• [Required action]: Among the entries that follow, tally the lines with the string "JSON". Give no more than the number.

• [Source information]:
──────────────────────────────

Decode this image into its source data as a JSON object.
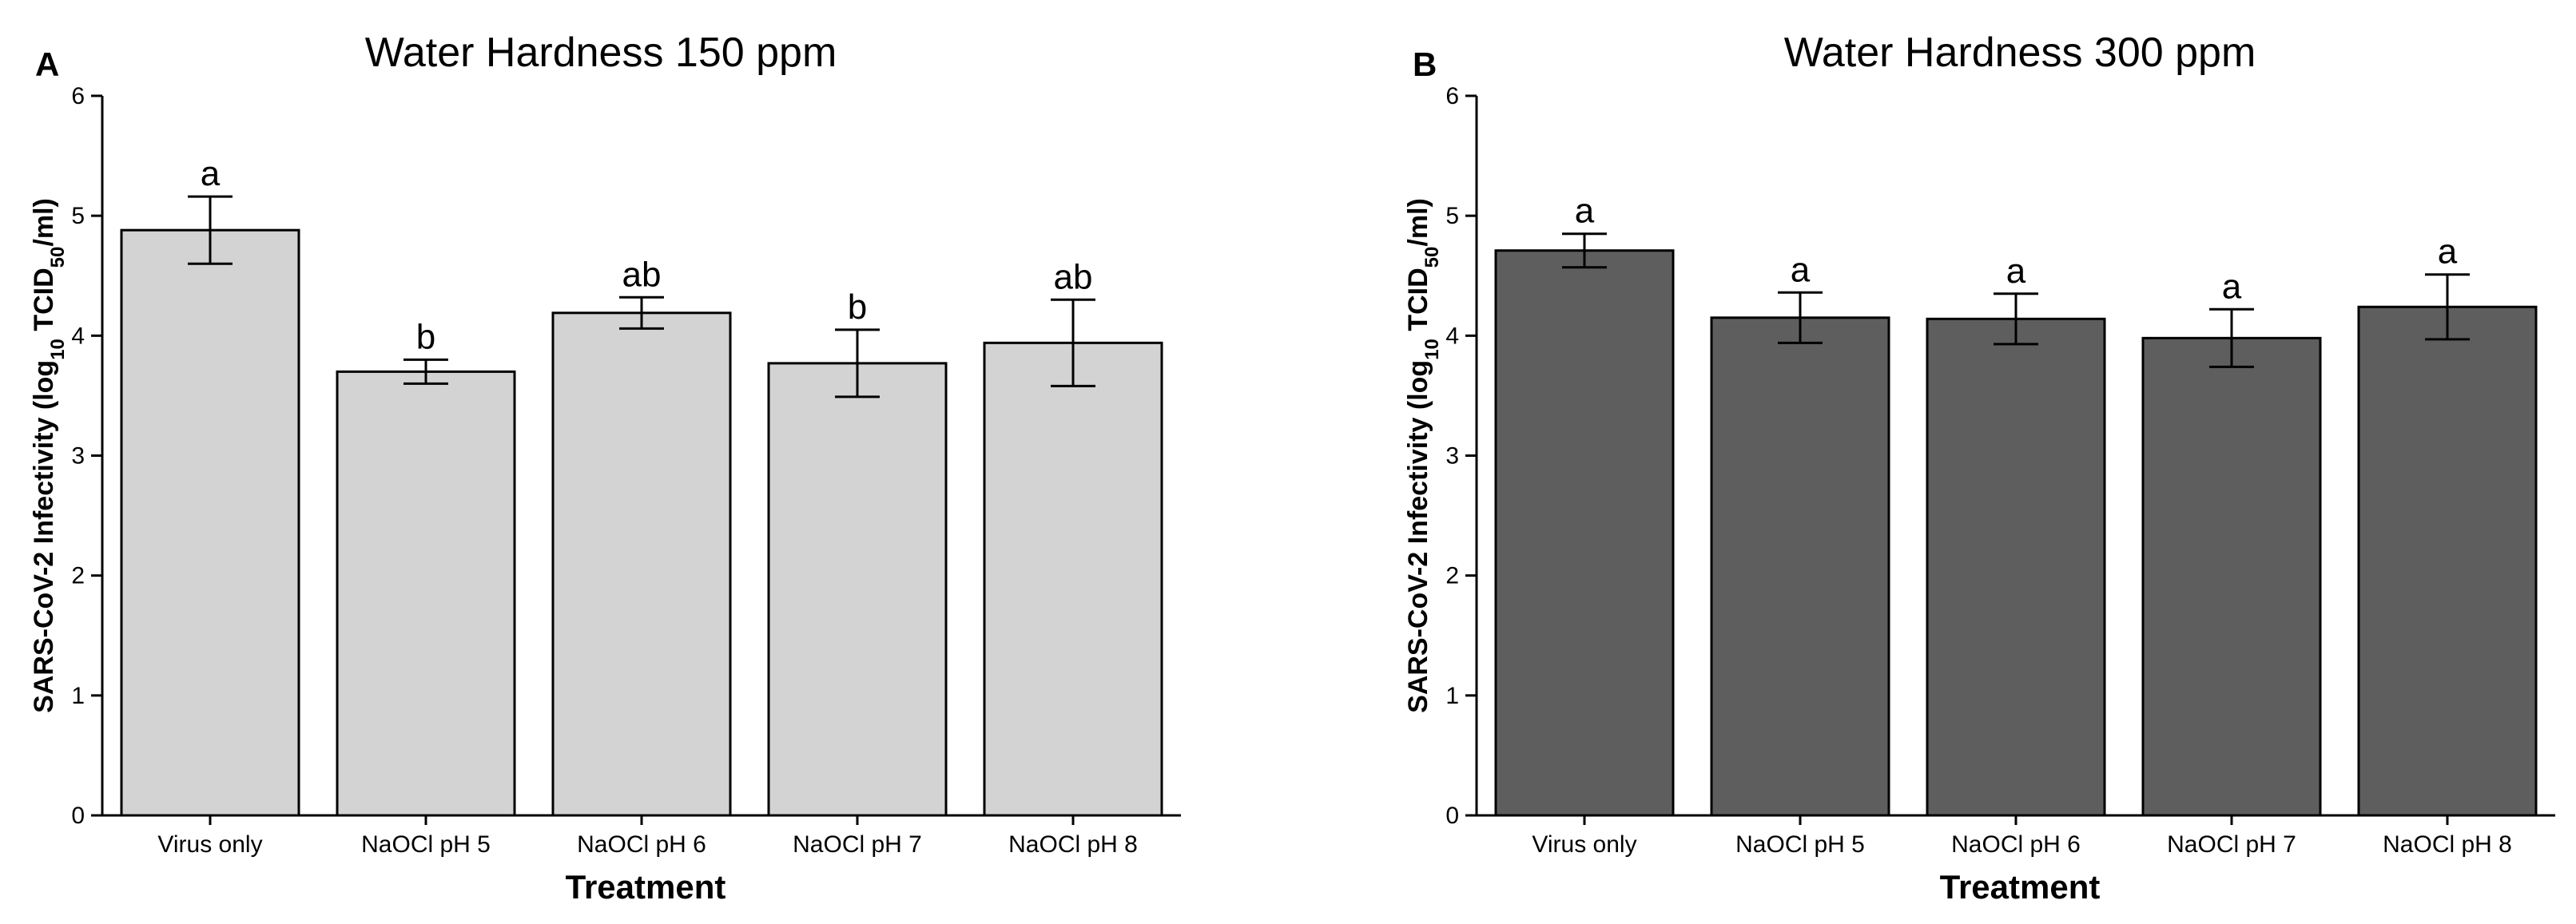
{
  "chart_data": [
    {
      "panel_label": "A",
      "type": "bar",
      "title": "Water Hardness 150 ppm",
      "xlabel": "Treatment",
      "ylabel_parts": [
        "SARS-CoV-2 Infectivity (log",
        "10",
        " TCID",
        "50",
        "/ml)"
      ],
      "ylim": [
        0,
        6
      ],
      "yticks": [
        "0",
        "1",
        "2",
        "3",
        "4",
        "5",
        "6"
      ],
      "categories": [
        "Virus only",
        "NaOCl pH 5",
        "NaOCl pH 6",
        "NaOCl pH 7",
        "NaOCl pH 8"
      ],
      "values": [
        4.88,
        3.7,
        4.19,
        3.77,
        3.94
      ],
      "error_low": [
        4.6,
        3.6,
        4.06,
        3.49,
        3.58
      ],
      "error_high": [
        5.16,
        3.8,
        4.32,
        4.05,
        4.3
      ],
      "letters": [
        "a",
        "b",
        "ab",
        "b",
        "ab"
      ],
      "bar_color": "#d3d3d3",
      "grid": false
    },
    {
      "panel_label": "B",
      "type": "bar",
      "title": "Water Hardness 300 ppm",
      "xlabel": "Treatment",
      "ylabel_parts": [
        "SARS-CoV-2 Infectivity (log",
        "10",
        " TCID",
        "50",
        "/ml)"
      ],
      "ylim": [
        0,
        6
      ],
      "yticks": [
        "0",
        "1",
        "2",
        "3",
        "4",
        "5",
        "6"
      ],
      "categories": [
        "Virus only",
        "NaOCl pH 5",
        "NaOCl pH 6",
        "NaOCl pH 7",
        "NaOCl pH 8"
      ],
      "values": [
        4.71,
        4.15,
        4.14,
        3.98,
        4.24
      ],
      "error_low": [
        4.57,
        3.94,
        3.93,
        3.74,
        3.97
      ],
      "error_high": [
        4.85,
        4.36,
        4.35,
        4.22,
        4.51
      ],
      "letters": [
        "a",
        "a",
        "a",
        "a",
        "a"
      ],
      "bar_color": "#5e5e5e",
      "grid": false
    }
  ]
}
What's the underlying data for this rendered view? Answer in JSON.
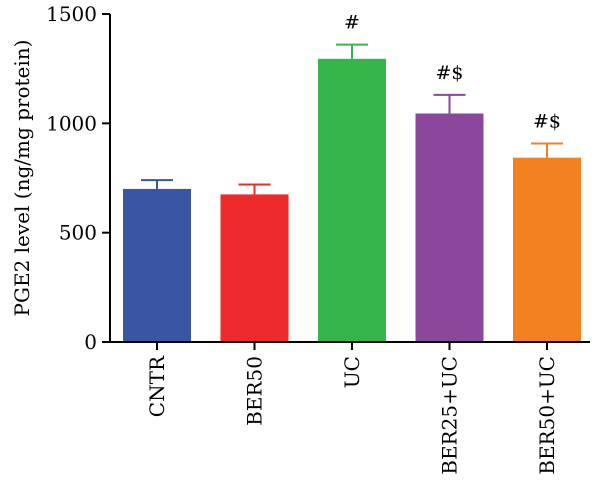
{
  "chart_data": {
    "type": "bar",
    "title": "",
    "xlabel": "",
    "ylabel": "PGE2 level (ng/mg protein)",
    "ylim": [
      0,
      1500
    ],
    "yticks": [
      0,
      500,
      1000,
      1500
    ],
    "grid": false,
    "categories": [
      "CNTR",
      "BER50",
      "UC",
      "BER25+UC",
      "BER50+UC"
    ],
    "values": [
      700,
      675,
      1295,
      1045,
      843
    ],
    "errors": [
      40,
      45,
      65,
      85,
      65
    ],
    "annotations": [
      "",
      "",
      "#",
      "#$",
      "#$"
    ],
    "colors": [
      "#3a55a4",
      "#ee2a2b",
      "#35b44a",
      "#8b479b",
      "#f48120"
    ]
  }
}
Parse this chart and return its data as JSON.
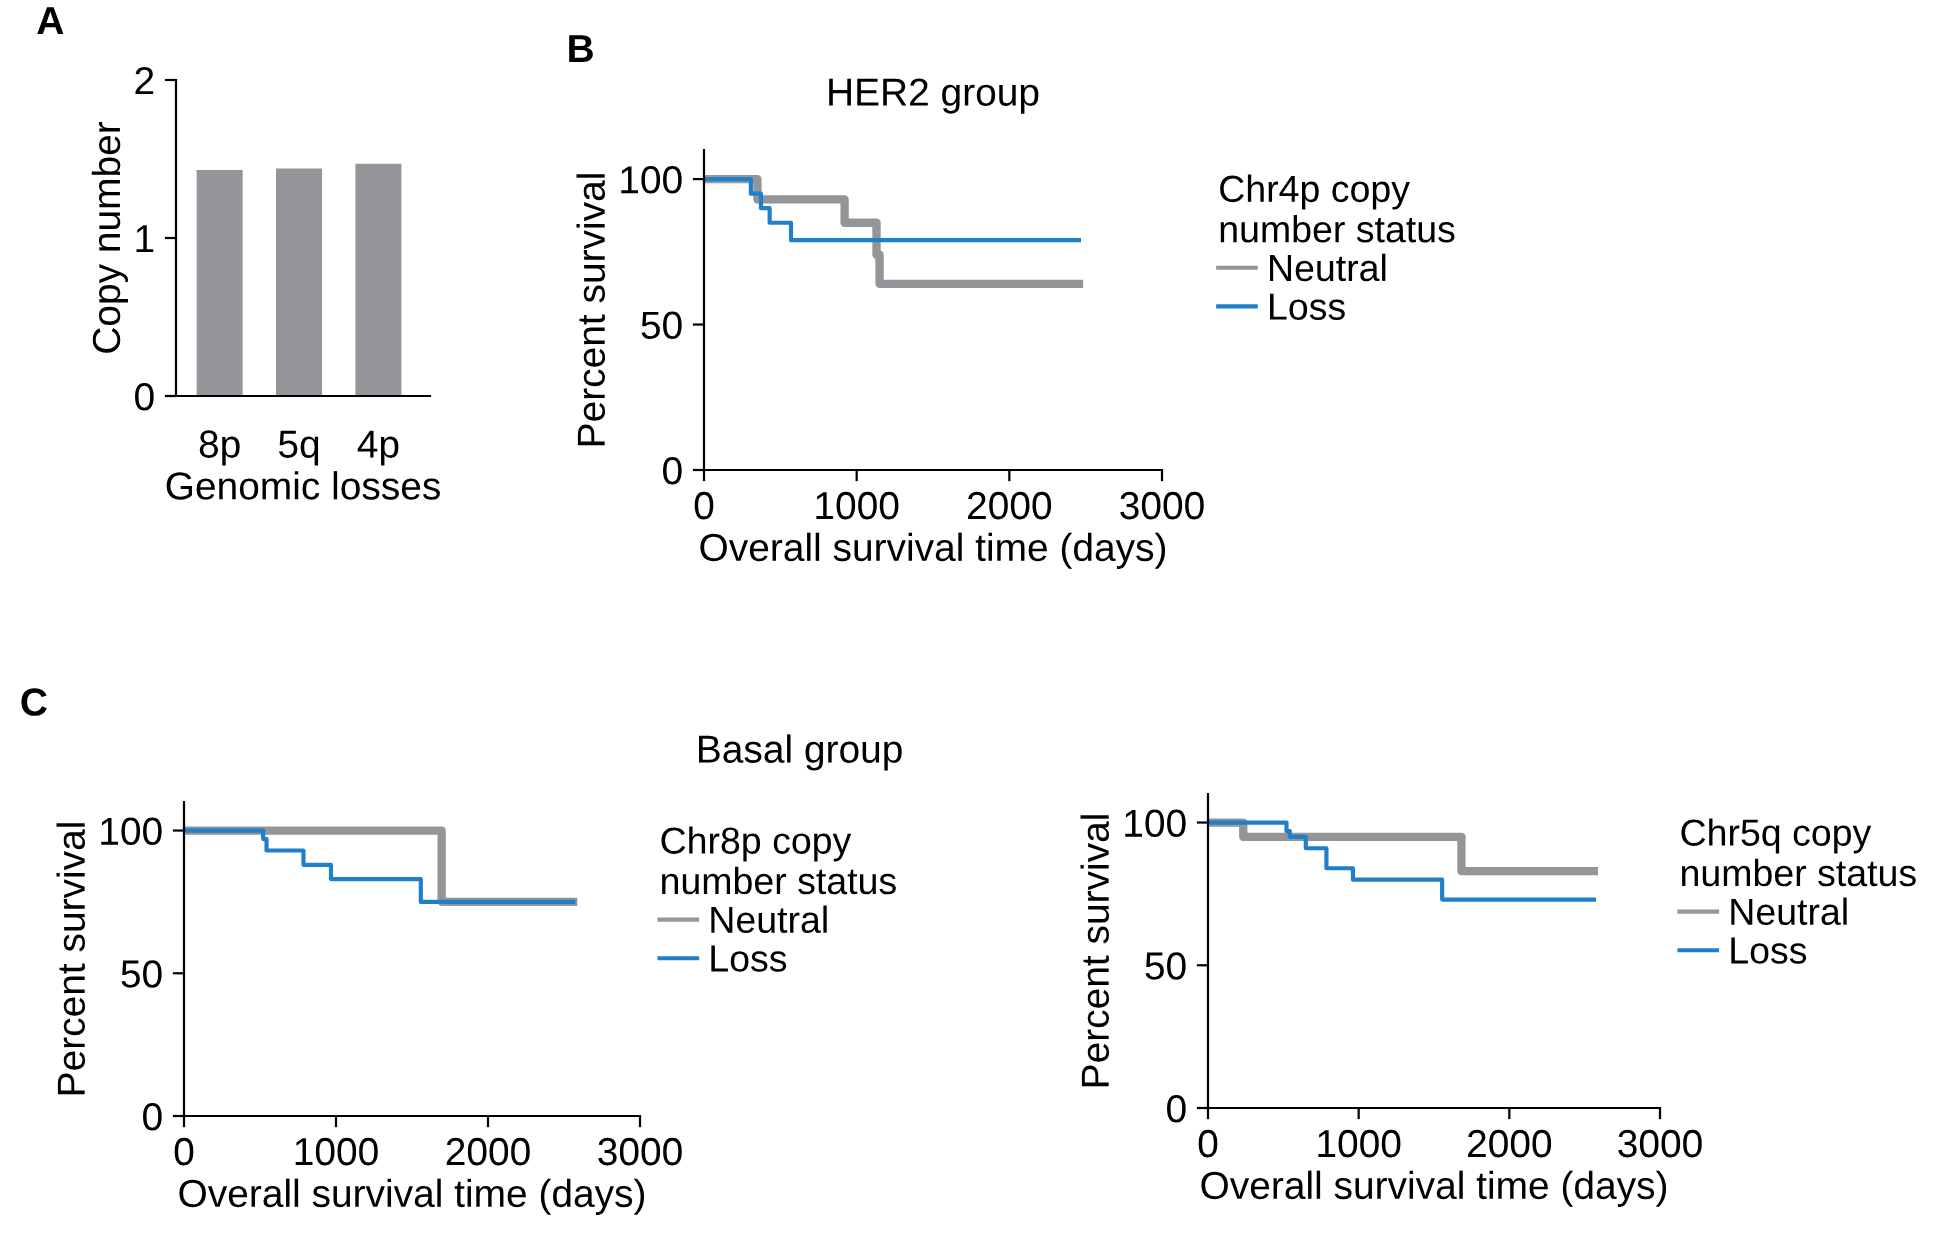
{
  "chart_data": [
    {
      "type": "bar",
      "ylabel": "Copy number",
      "xlabel": "Genomic losses",
      "categories": [
        "8p",
        "5q",
        "4p"
      ],
      "values": [
        1.43,
        1.44,
        1.47
      ],
      "color": "#939598",
      "ylim": [
        0,
        2
      ],
      "yticks": [
        0,
        1,
        2
      ],
      "grid": false,
      "annotations": [
        "A"
      ]
    },
    {
      "type": "step",
      "title": "HER2 group",
      "xlabel": "Overall survival time (days)",
      "ylabel": "Percent survival",
      "legend_title": "Chr4p copy\nnumber status",
      "legend": "right",
      "grid": false,
      "xlim": [
        0,
        3000
      ],
      "xticks": [
        0,
        1000,
        2000,
        3000
      ],
      "ylim": [
        0,
        110
      ],
      "yticks": [
        0,
        50,
        100
      ],
      "annotations": [
        "B"
      ],
      "series": [
        {
          "name": "Neutral",
          "color": "#939598",
          "x": [
            0,
            350,
            921,
            1130,
            1150,
            2456
          ],
          "values": [
            100,
            93,
            85,
            74,
            64,
            64
          ]
        },
        {
          "name": "Loss",
          "color": "#1f7fc8",
          "x": [
            0,
            307,
            373,
            430,
            570,
            2456
          ],
          "values": [
            100,
            95,
            90,
            85,
            79,
            79
          ]
        }
      ]
    },
    {
      "type": "step",
      "title": "Basal group",
      "xlabel": "Overall survival time (days)",
      "ylabel": "Percent survival",
      "legend_title": "Chr8p copy\nnumber status",
      "legend": "right",
      "grid": false,
      "xlim": [
        0,
        3000
      ],
      "xticks": [
        0,
        1000,
        2000,
        3000
      ],
      "ylim": [
        0,
        110
      ],
      "yticks": [
        0,
        50,
        100
      ],
      "annotations": [
        "C"
      ],
      "series": [
        {
          "name": "Neutral",
          "color": "#939598",
          "x": [
            0,
            1695,
            2560
          ],
          "values": [
            100,
            75,
            75
          ]
        },
        {
          "name": "Loss",
          "color": "#1f7fc8",
          "x": [
            0,
            521,
            543,
            786,
            967,
            1558,
            2560
          ],
          "values": [
            100,
            97,
            93,
            88,
            83,
            75,
            75
          ]
        }
      ]
    },
    {
      "type": "step",
      "xlabel": "Overall survival time (days)",
      "ylabel": "Percent survival",
      "legend_title": "Chr5q copy\nnumber status",
      "legend": "right",
      "grid": false,
      "xlim": [
        0,
        3000
      ],
      "xticks": [
        0,
        1000,
        2000,
        3000
      ],
      "ylim": [
        0,
        110
      ],
      "yticks": [
        0,
        50,
        100
      ],
      "series": [
        {
          "name": "Neutral",
          "color": "#939598",
          "x": [
            0,
            234,
            1682,
            2561
          ],
          "values": [
            100,
            95,
            83,
            83
          ]
        },
        {
          "name": "Loss",
          "color": "#1f7fc8",
          "x": [
            0,
            521,
            543,
            649,
            786,
            962,
            1554,
            2561
          ],
          "values": [
            100,
            97,
            95,
            91,
            84,
            80,
            73,
            73
          ]
        }
      ]
    }
  ]
}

──────────────────────────────

• [Answer to this problem]: 3